┌────────

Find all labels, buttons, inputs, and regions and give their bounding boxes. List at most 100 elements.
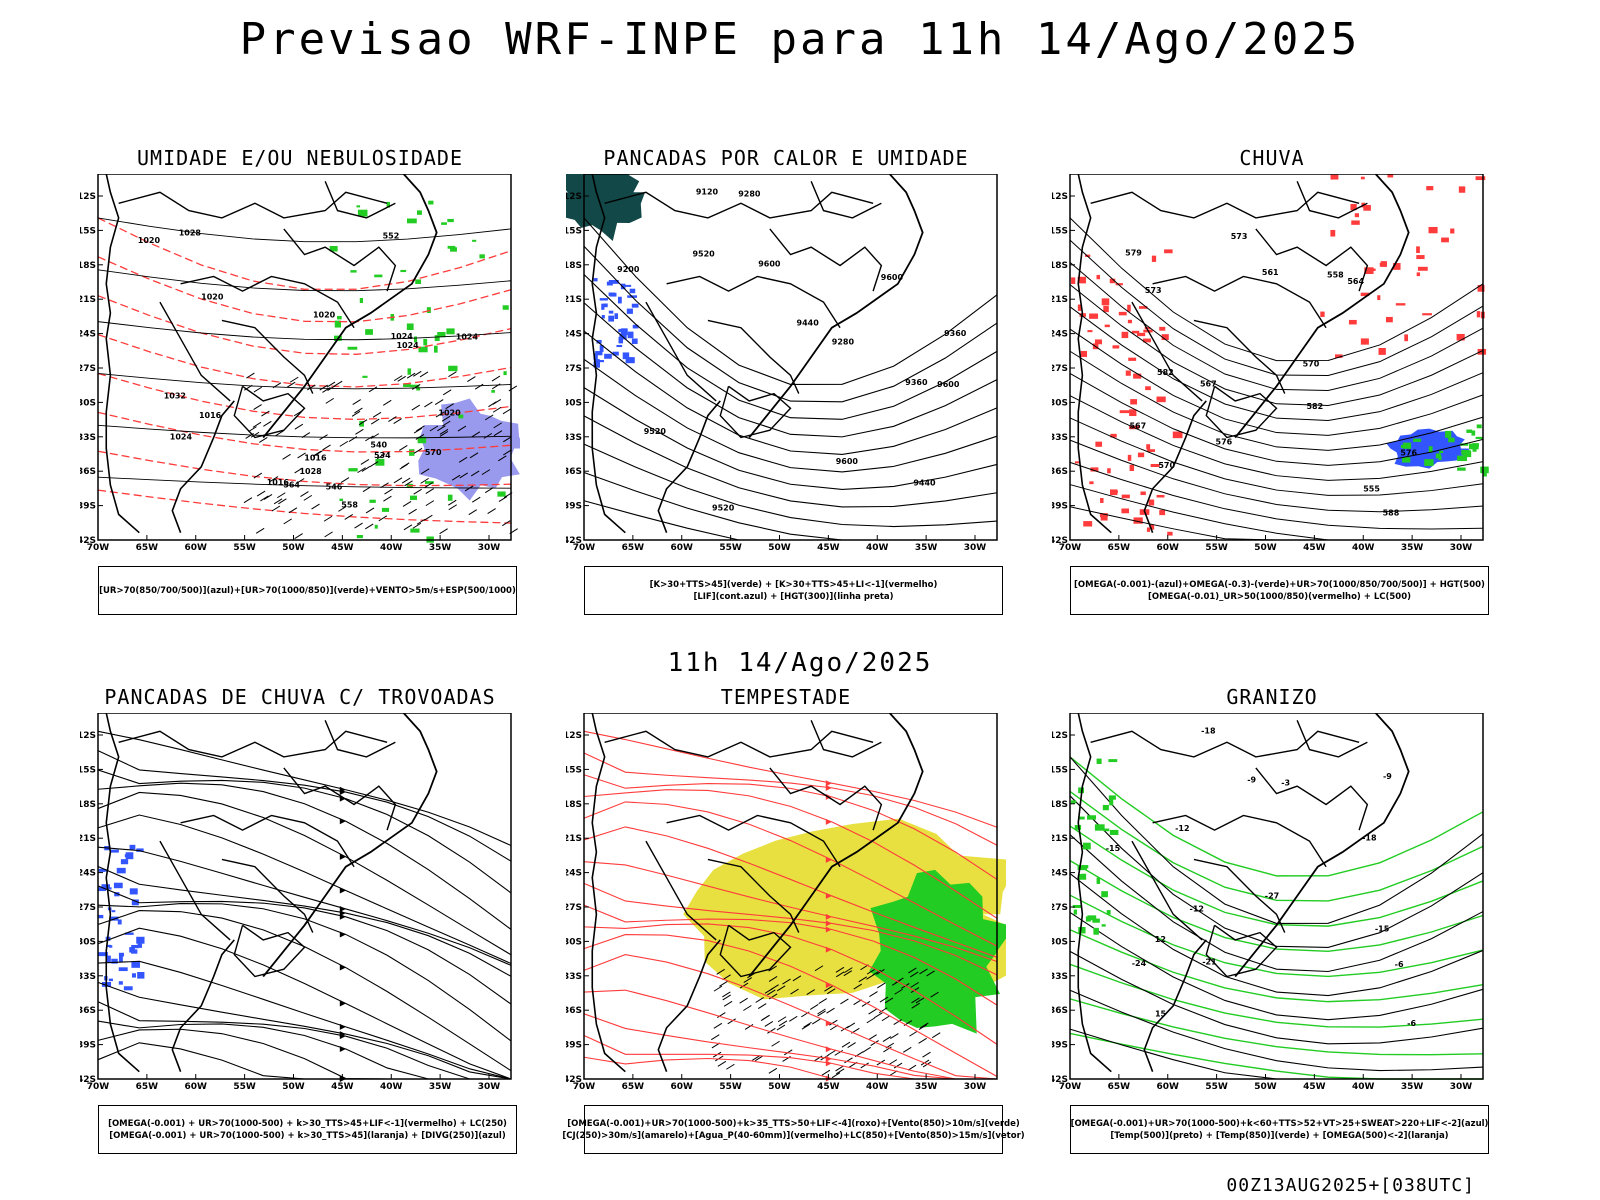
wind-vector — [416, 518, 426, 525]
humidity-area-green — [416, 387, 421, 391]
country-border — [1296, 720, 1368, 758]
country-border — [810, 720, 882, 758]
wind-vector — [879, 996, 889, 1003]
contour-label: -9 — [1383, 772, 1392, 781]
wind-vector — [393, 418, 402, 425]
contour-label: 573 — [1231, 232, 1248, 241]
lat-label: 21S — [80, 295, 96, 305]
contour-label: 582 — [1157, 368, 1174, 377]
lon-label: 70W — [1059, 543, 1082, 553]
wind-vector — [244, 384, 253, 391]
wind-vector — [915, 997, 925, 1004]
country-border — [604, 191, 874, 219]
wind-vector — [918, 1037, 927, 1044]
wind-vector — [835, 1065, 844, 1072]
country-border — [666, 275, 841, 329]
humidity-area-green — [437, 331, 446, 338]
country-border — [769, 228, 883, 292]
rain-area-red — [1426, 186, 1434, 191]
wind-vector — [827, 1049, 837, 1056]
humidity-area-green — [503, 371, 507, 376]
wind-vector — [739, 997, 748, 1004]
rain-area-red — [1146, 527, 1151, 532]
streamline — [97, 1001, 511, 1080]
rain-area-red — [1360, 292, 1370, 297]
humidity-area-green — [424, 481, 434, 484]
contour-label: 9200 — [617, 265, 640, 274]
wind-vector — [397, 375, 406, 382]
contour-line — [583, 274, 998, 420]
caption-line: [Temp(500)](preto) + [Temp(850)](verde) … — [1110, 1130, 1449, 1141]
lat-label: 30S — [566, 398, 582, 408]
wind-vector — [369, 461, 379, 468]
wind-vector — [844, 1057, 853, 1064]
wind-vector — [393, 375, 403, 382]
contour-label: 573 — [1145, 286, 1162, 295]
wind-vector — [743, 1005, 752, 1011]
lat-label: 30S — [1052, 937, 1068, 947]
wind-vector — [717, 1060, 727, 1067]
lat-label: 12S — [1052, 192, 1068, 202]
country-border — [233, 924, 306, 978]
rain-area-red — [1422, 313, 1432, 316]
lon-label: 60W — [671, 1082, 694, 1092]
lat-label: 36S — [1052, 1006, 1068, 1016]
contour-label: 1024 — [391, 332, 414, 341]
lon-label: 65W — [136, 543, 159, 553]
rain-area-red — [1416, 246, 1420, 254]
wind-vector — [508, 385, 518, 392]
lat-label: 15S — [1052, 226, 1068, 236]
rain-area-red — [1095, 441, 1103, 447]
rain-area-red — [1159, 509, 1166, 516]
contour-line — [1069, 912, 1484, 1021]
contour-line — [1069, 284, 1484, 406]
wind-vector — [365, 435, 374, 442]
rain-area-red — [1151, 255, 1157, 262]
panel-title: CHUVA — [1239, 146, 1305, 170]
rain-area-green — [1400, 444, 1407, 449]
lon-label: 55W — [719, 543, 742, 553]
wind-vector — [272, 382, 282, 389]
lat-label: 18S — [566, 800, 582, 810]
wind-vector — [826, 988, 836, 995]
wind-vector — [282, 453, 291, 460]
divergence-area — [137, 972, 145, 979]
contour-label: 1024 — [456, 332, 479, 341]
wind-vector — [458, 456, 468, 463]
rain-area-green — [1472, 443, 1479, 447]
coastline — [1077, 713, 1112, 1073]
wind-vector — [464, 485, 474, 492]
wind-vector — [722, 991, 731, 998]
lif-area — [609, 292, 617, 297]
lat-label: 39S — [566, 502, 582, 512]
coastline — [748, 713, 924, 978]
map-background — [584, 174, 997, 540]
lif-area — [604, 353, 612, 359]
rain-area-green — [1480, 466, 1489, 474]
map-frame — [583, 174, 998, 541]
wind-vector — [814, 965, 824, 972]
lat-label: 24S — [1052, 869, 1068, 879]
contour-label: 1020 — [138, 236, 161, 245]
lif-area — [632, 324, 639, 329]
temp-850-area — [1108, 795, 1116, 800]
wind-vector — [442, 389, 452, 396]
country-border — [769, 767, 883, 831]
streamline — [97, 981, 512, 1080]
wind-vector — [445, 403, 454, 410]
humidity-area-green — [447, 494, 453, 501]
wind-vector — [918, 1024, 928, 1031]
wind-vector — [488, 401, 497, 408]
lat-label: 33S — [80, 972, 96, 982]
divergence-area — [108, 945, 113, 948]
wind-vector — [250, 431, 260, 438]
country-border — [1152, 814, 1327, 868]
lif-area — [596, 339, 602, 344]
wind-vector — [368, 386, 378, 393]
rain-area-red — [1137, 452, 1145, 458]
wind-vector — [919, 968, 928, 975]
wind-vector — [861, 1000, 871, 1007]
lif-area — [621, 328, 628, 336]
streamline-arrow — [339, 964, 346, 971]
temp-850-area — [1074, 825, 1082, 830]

└────────

Please gather every line in the records above that contains the word "coastline" and copy each one in full.

• RESULT
coastline — [1077, 713, 1112, 1073]
coastline — [748, 713, 924, 978]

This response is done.